* Available records *
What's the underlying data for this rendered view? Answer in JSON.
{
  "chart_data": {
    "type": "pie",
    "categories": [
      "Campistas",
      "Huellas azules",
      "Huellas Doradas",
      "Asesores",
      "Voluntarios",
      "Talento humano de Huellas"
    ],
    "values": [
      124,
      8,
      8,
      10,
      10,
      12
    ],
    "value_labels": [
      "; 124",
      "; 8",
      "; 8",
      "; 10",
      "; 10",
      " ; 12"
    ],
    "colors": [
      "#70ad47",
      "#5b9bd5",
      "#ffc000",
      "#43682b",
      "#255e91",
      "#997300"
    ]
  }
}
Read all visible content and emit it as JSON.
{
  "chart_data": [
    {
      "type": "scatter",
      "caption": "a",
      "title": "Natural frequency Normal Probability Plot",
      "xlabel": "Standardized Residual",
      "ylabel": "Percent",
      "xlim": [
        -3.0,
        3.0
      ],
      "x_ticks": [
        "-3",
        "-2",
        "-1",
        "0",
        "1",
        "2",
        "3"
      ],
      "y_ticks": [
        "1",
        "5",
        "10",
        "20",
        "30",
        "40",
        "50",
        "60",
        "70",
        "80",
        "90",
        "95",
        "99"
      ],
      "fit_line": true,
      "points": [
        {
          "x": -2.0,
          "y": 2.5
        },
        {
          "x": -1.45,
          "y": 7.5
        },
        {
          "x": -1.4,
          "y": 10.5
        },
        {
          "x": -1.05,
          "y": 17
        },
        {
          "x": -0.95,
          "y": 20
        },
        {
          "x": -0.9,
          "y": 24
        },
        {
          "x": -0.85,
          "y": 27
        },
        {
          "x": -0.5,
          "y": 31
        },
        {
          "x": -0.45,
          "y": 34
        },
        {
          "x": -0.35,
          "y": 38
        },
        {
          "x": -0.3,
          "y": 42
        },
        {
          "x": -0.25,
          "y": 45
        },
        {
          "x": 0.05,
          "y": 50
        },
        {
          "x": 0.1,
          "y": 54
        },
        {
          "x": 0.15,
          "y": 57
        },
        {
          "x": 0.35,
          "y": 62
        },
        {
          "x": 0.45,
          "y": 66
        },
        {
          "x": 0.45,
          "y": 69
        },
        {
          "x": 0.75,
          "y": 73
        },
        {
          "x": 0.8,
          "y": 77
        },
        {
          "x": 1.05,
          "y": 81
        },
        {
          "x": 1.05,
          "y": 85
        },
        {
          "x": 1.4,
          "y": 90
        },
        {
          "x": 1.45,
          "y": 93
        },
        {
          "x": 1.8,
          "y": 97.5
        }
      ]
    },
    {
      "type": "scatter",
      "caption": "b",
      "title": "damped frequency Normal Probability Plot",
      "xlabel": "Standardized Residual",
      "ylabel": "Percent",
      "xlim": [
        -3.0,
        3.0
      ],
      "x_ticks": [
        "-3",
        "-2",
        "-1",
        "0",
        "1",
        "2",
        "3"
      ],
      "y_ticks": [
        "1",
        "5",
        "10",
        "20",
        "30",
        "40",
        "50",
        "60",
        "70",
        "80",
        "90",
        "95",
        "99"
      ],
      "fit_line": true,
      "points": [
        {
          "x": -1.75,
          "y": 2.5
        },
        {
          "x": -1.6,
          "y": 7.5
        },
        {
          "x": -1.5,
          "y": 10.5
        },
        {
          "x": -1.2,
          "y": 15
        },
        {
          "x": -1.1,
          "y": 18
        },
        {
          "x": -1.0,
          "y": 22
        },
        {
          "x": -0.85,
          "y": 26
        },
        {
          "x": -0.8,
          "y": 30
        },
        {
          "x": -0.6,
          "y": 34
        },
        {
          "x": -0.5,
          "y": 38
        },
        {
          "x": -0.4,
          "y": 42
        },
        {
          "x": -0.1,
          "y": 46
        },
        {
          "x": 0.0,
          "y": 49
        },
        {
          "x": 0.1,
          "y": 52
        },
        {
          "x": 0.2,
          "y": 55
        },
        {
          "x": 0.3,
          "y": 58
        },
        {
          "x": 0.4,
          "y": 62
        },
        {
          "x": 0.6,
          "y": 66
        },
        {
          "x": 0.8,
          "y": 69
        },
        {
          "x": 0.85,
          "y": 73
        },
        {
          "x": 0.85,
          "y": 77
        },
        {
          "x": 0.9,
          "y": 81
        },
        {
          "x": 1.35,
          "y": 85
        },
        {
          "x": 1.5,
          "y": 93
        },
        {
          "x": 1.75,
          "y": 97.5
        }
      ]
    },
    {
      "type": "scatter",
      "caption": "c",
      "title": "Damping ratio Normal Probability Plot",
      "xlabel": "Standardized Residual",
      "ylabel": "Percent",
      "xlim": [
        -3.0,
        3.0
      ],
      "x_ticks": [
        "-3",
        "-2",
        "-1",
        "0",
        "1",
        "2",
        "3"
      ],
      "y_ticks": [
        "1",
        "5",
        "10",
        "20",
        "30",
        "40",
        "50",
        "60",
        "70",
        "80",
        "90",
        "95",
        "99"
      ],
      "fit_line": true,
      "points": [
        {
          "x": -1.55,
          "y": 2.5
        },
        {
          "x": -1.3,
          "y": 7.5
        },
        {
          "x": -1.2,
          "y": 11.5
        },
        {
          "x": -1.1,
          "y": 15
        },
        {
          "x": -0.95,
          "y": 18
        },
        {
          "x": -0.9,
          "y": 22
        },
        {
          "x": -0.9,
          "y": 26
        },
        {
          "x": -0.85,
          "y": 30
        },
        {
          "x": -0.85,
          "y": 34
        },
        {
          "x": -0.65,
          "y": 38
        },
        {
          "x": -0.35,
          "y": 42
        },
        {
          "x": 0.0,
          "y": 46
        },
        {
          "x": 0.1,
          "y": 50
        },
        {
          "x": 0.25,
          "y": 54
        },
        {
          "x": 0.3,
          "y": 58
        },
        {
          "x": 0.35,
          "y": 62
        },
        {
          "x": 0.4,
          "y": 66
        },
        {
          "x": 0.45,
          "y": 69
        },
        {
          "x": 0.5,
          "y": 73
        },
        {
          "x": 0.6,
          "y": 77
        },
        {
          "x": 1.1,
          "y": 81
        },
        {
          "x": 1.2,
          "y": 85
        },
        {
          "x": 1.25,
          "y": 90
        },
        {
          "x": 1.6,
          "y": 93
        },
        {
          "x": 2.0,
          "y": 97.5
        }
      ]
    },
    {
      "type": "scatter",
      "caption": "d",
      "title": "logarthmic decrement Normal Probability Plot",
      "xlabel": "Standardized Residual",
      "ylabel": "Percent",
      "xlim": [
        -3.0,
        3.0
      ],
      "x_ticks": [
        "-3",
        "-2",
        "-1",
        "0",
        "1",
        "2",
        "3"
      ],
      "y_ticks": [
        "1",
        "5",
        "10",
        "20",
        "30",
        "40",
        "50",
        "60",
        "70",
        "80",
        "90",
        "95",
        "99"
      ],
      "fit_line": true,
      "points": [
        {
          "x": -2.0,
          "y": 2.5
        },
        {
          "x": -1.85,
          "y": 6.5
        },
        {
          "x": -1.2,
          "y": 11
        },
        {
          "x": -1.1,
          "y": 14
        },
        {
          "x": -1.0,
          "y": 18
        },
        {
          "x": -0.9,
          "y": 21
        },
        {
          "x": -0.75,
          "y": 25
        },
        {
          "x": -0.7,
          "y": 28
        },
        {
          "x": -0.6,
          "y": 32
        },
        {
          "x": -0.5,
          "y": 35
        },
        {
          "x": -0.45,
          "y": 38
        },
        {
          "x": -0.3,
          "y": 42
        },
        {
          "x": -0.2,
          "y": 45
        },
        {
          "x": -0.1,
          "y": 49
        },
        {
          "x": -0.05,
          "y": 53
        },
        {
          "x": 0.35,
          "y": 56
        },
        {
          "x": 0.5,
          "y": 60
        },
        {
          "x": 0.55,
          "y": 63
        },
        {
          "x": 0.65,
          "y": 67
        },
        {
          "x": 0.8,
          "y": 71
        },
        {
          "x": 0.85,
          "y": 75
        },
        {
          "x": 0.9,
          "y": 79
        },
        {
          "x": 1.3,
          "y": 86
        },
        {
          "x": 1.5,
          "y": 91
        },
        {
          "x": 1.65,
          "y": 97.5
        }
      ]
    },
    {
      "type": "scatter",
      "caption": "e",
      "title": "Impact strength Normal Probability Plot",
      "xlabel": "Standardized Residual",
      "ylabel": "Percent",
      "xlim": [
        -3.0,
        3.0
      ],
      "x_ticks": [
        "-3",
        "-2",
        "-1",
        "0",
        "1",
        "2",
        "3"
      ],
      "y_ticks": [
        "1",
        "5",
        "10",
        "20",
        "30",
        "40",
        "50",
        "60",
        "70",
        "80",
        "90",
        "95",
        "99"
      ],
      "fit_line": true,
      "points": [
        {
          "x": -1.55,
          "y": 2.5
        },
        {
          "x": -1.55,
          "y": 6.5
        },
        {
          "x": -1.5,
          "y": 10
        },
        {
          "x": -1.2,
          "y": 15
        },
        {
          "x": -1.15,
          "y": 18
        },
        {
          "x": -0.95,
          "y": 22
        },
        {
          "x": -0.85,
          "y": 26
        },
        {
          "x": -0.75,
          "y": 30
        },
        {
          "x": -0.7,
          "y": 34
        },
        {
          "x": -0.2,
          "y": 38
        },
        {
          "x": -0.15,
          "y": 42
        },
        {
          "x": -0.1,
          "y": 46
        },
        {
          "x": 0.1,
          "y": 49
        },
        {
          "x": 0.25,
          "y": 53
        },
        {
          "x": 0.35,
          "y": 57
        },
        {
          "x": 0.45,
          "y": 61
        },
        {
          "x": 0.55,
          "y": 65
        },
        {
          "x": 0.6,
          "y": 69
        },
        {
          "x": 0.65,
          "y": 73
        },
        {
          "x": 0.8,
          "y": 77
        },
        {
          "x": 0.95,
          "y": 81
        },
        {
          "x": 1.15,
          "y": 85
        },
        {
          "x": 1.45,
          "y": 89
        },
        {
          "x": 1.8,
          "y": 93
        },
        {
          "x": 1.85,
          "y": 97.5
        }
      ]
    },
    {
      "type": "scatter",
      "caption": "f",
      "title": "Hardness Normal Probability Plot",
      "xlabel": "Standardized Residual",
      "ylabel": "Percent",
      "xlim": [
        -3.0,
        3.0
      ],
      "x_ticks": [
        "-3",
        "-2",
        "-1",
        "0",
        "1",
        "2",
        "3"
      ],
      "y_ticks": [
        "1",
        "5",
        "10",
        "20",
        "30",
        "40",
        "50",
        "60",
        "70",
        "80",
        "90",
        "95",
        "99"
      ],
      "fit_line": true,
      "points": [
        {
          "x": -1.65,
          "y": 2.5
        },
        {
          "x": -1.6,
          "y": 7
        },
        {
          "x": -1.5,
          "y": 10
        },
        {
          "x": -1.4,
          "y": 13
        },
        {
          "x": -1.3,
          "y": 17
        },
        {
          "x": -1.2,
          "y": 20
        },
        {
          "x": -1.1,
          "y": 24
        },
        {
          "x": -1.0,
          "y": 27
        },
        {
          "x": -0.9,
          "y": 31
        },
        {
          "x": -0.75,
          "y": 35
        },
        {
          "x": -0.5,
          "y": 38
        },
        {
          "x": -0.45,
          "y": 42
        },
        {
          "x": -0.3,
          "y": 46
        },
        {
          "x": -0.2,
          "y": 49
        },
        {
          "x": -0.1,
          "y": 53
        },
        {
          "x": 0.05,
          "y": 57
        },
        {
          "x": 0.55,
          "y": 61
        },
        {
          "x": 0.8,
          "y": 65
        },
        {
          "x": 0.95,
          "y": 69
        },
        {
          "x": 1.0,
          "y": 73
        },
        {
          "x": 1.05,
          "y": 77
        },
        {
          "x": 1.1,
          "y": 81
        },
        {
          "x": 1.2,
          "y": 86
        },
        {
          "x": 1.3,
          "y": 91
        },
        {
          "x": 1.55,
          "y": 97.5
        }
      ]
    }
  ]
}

* Exercise instructions *
Copy every line of the records above that contains "Plot".

* Task answer *
      "title": "Natural frequency Normal Probability Plot",
      "title": "damped frequency Normal Probability Plot",
      "title": "Damping ratio Normal Probability Plot",
      "title": "logarthmic decrement Normal Probability Plot",
      "title": "Impact strength Normal Probability Plot",
      "title": "Hardness Normal Probability Plot",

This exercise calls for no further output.